**Requirement**.
Retype exactly the lines that start at the line with "Output a JSON" and end at the final line, both included, and leave out every picture.

## START Material shown

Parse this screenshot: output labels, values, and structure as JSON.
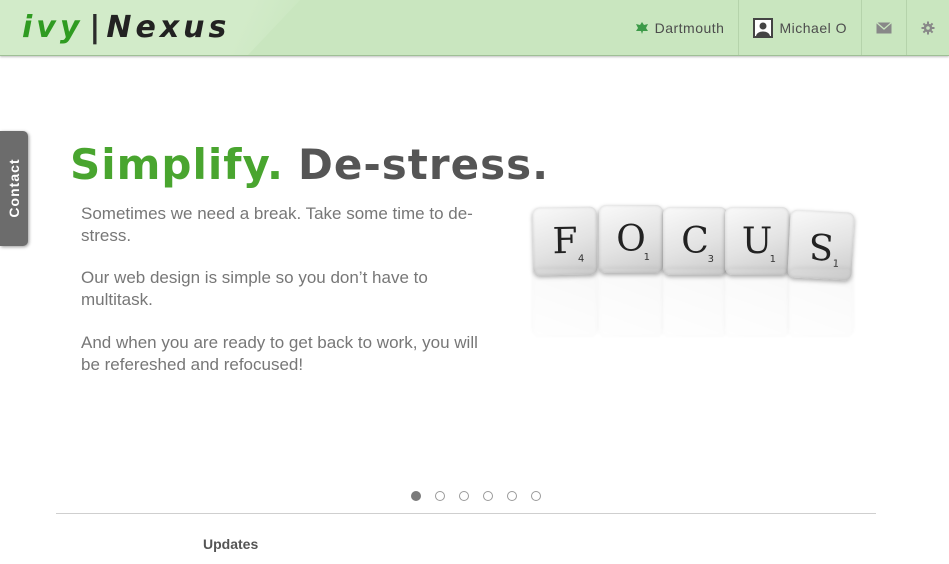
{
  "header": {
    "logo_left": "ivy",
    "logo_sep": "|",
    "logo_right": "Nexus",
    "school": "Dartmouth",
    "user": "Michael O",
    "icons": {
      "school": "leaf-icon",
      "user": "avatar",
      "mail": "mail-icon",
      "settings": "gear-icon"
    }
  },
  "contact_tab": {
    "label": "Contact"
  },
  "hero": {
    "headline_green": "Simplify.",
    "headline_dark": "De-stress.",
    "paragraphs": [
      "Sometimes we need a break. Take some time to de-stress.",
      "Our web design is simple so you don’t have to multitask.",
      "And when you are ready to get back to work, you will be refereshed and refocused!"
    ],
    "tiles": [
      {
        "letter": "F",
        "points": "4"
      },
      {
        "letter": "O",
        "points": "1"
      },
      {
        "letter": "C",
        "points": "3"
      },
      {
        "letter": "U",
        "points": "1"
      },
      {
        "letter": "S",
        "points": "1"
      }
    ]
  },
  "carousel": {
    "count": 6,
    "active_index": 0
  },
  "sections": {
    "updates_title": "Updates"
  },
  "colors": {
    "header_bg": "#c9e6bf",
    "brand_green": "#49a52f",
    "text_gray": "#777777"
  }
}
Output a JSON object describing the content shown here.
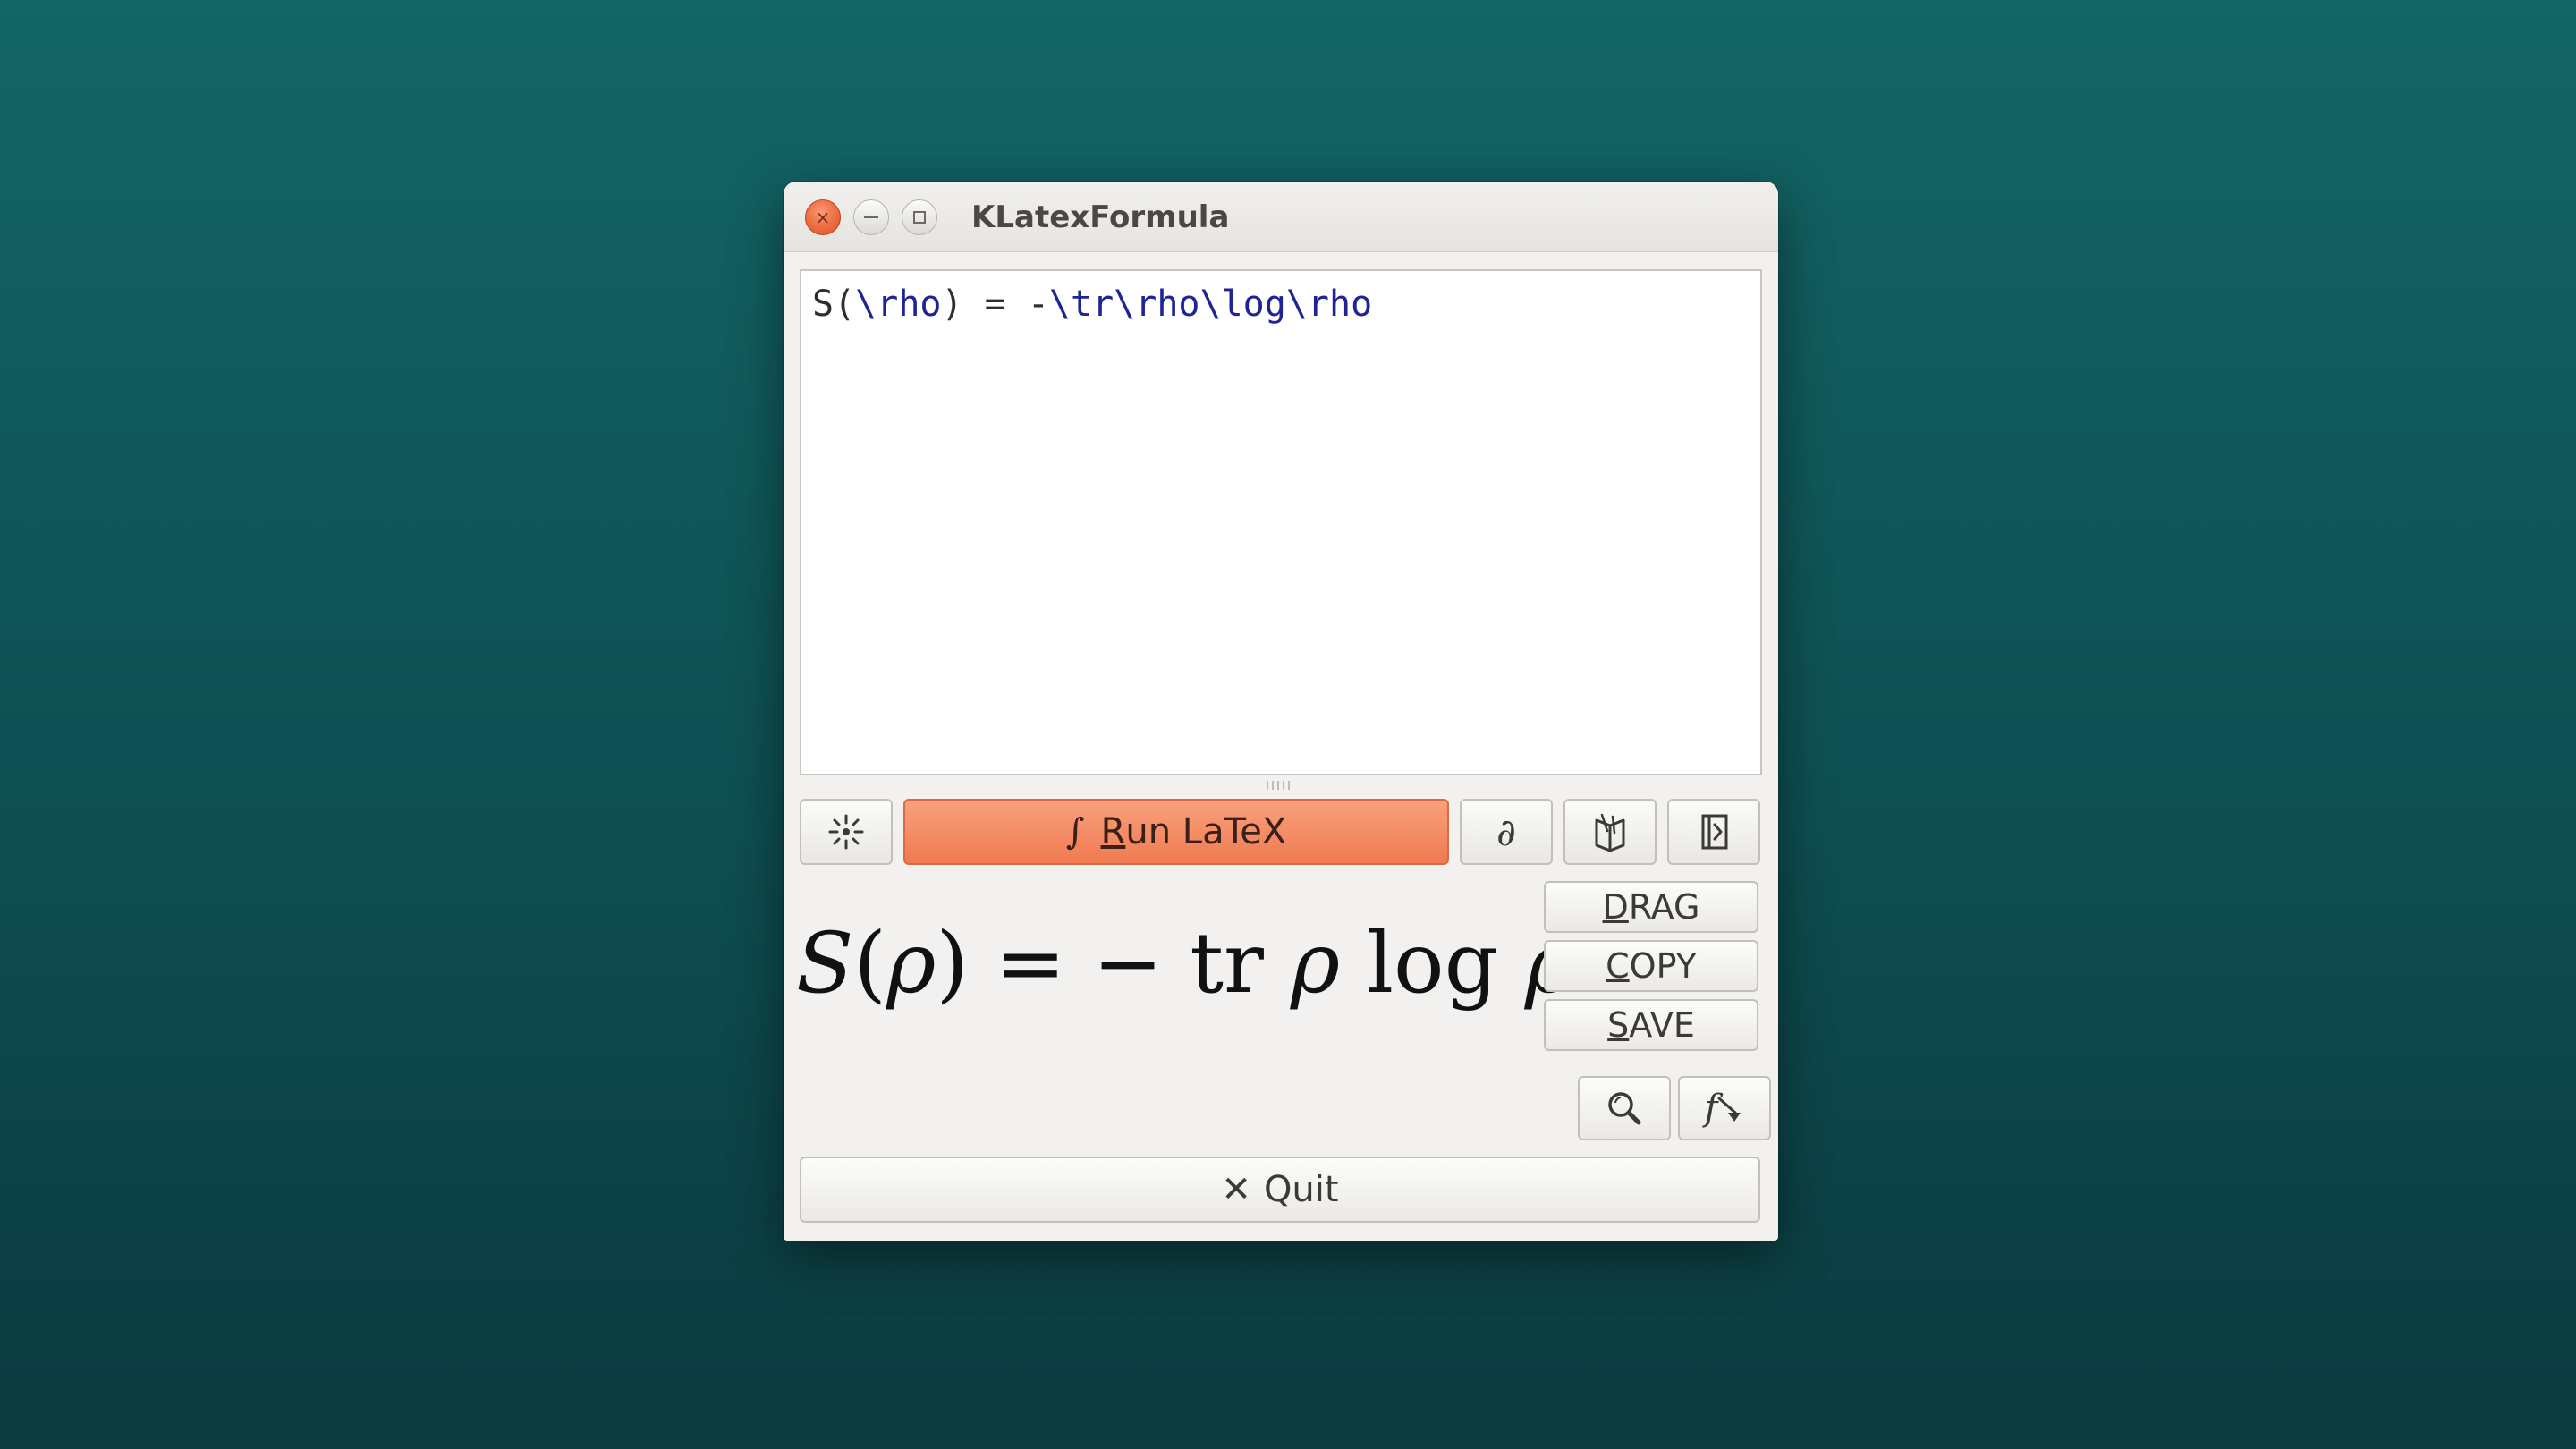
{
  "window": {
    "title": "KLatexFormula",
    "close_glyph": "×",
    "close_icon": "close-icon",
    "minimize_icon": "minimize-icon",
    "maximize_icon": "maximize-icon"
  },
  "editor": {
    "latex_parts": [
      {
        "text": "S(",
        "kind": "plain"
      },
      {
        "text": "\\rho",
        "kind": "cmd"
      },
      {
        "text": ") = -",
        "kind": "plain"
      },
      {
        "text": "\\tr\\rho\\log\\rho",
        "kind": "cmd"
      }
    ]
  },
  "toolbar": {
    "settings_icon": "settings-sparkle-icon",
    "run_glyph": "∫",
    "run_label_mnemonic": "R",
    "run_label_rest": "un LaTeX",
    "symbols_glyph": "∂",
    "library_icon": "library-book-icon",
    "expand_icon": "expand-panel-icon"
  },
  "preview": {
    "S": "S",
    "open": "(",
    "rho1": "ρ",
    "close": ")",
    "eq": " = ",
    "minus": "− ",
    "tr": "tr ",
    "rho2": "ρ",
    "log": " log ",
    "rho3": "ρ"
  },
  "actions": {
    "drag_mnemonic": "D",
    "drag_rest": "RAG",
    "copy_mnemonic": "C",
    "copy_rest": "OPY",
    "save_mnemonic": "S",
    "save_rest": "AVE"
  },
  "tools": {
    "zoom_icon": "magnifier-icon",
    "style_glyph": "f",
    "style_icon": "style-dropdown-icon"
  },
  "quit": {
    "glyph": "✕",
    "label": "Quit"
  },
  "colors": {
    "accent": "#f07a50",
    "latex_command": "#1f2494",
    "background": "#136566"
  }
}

## END Material shown

**Complete answer**.
Output a JSON object describing the content shown here.
{
  "window": {
    "title": "KLatexFormula",
    "close_glyph": "×",
    "close_icon": "close-icon",
    "minimize_icon": "minimize-icon",
    "maximize_icon": "maximize-icon"
  },
  "editor": {
    "latex_parts": [
      {
        "text": "S(",
        "kind": "plain"
      },
      {
        "text": "\\rho",
        "kind": "cmd"
      },
      {
        "text": ") = -",
        "kind": "plain"
      },
      {
        "text": "\\tr\\rho\\log\\rho",
        "kind": "cmd"
      }
    ]
  },
  "toolbar": {
    "settings_icon": "settings-sparkle-icon",
    "run_glyph": "∫",
    "run_label_mnemonic": "R",
    "run_label_rest": "un LaTeX",
    "symbols_glyph": "∂",
    "library_icon": "library-book-icon",
    "expand_icon": "expand-panel-icon"
  },
  "preview": {
    "S": "S",
    "open": "(",
    "rho1": "ρ",
    "close": ")",
    "eq": " = ",
    "minus": "− ",
    "tr": "tr ",
    "rho2": "ρ",
    "log": " log ",
    "rho3": "ρ"
  },
  "actions": {
    "drag_mnemonic": "D",
    "drag_rest": "RAG",
    "copy_mnemonic": "C",
    "copy_rest": "OPY",
    "save_mnemonic": "S",
    "save_rest": "AVE"
  },
  "tools": {
    "zoom_icon": "magnifier-icon",
    "style_glyph": "f",
    "style_icon": "style-dropdown-icon"
  },
  "quit": {
    "glyph": "✕",
    "label": "Quit"
  },
  "colors": {
    "accent": "#f07a50",
    "latex_command": "#1f2494",
    "background": "#136566"
  }
}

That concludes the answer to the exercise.